INSTRUCTION
Output the data word for word, dropping every image.

-- -- --

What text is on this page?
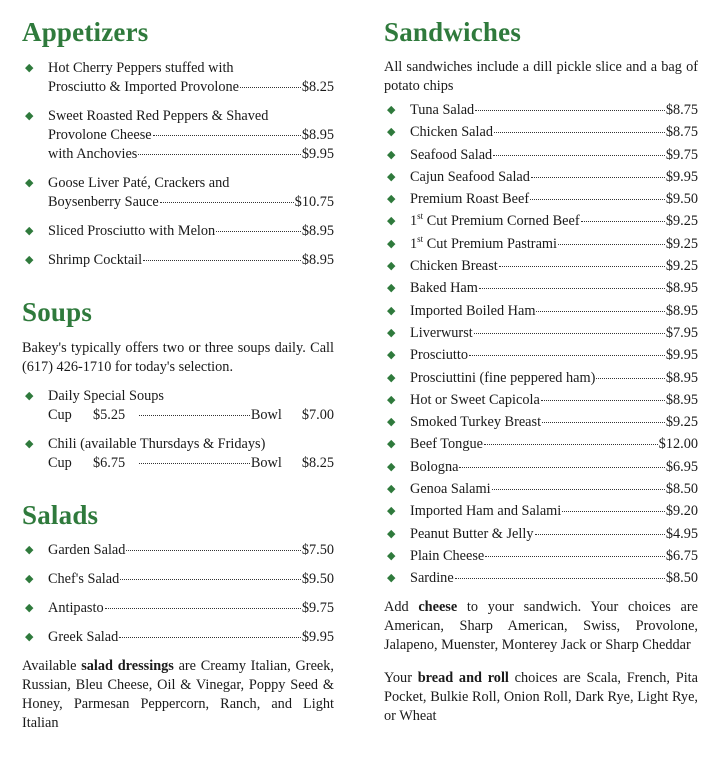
Appetizers
◆ Hot Cherry Peppers stuffed with
Prosciutto & Imported Provolone	$8.25
◆ Sweet Roasted Red Peppers & Shaved
Provolone Cheese	$8.95
with Anchovies	$9.95
◆ Goose Liver Paté, Crackers and
Boysenberry Sauce	$10.75
◆ Sliced Prosciutto with Melon	$8.95
◆ Shrimp Cocktail	$8.95
Soups
Bakey's typically offers two or three soups daily. Call (617) 426-1710 for today's selection.
◆ Daily Special Soups
Cup	$5.25	Bowl $7.00
◆ Chili (available Thursdays & Fridays)
Cup	$6.75	Bowl $8.25
Salads
◆ Garden Salad	$7.50
◆ Chef's Salad	$9.50
◆ Antipasto	$9.75
◆ Greek Salad	$9.95
Available salad dressings are Creamy Italian, Greek, Russian, Bleu Cheese, Oil & Vinegar, Poppy Seed & Honey, Parmesan Peppercorn, Ranch, and Light Italian
Sandwiches
All sandwiches include a dill pickle slice and a bag of potato chips
◆ Tuna Salad	$8.75
◆ Chicken Salad	$8.75
◆ Seafood Salad	$9.75
◆ Cajun Seafood Salad	$9.95
◆ Premium Roast Beef	$9.50
◆ 1st Cut Premium Corned Beef	$9.25
◆ 1st Cut Premium Pastrami	$9.25
◆ Chicken Breast	$9.25
◆ Baked Ham	$8.95
◆ Imported Boiled Ham	$8.95
◆ Liverwurst	$7.95
◆ Prosciutto	$9.95
◆ Prosciuttini (fine peppered ham)	$8.95
◆ Hot or Sweet Capicola	$8.95
◆ Smoked Turkey Breast	$9.25
◆ Beef Tongue	$12.00
◆ Bologna	$6.95
◆ Genoa Salami	$8.50
◆ Imported Ham and Salami	$9.20
◆ Peanut Butter & Jelly	$4.95
◆ Plain Cheese	$6.75
◆ Sardine	$8.50
Add cheese to your sandwich. Your choices are American, Sharp American, Swiss, Provolone, Jalapeno, Muenster, Monterey Jack or Sharp Cheddar
Your bread and roll choices are Scala, French, Pita Pocket, Bulkie Roll, Onion Roll, Dark Rye, Light Rye, or Wheat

-- -- --

WRITTEN RESPONSE
What text is on this page?
Appetizers
◆ Hot Cherry Peppers stuffed with
Prosciutto & Imported Provolone	$8.25
◆ Sweet Roasted Red Peppers & Shaved
Provolone Cheese	$8.95
with Anchovies	$9.95
◆ Goose Liver Paté, Crackers and
Boysenberry Sauce	$10.75
◆ Sliced Prosciutto with Melon	$8.95
◆ Shrimp Cocktail	$8.95
Soups
Bakey's typically offers two or three soups daily. Call (617) 426-1710 for today's selection.
◆ Daily Special Soups
Cup	$5.25	Bowl $7.00
◆ Chili (available Thursdays & Fridays)
Cup	$6.75	Bowl $8.25
Salads
◆ Garden Salad	$7.50
◆ Chef's Salad	$9.50
◆ Antipasto	$9.75
◆ Greek Salad	$9.95
Available salad dressings are Creamy Italian, Greek, Russian, Bleu Cheese, Oil & Vinegar, Poppy Seed & Honey, Parmesan Peppercorn, Ranch, and Light Italian
Sandwiches
All sandwiches include a dill pickle slice and a bag of potato chips
◆ Tuna Salad	$8.75
◆ Chicken Salad	$8.75
◆ Seafood Salad	$9.75
◆ Cajun Seafood Salad	$9.95
◆ Premium Roast Beef	$9.50
◆ 1st Cut Premium Corned Beef	$9.25
◆ 1st Cut Premium Pastrami	$9.25
◆ Chicken Breast	$9.25
◆ Baked Ham	$8.95
◆ Imported Boiled Ham	$8.95
◆ Liverwurst	$7.95
◆ Prosciutto	$9.95
◆ Prosciuttini (fine peppered ham)	$8.95
◆ Hot or Sweet Capicola	$8.95
◆ Smoked Turkey Breast	$9.25
◆ Beef Tongue	$12.00
◆ Bologna	$6.95
◆ Genoa Salami	$8.50
◆ Imported Ham and Salami	$9.20
◆ Peanut Butter & Jelly	$4.95
◆ Plain Cheese	$6.75
◆ Sardine	$8.50
Add cheese to your sandwich. Your choices are American, Sharp American, Swiss, Provolone, Jalapeno, Muenster, Monterey Jack or Sharp Cheddar
Your bread and roll choices are Scala, French, Pita Pocket, Bulkie Roll, Onion Roll, Dark Rye, Light Rye, or Wheat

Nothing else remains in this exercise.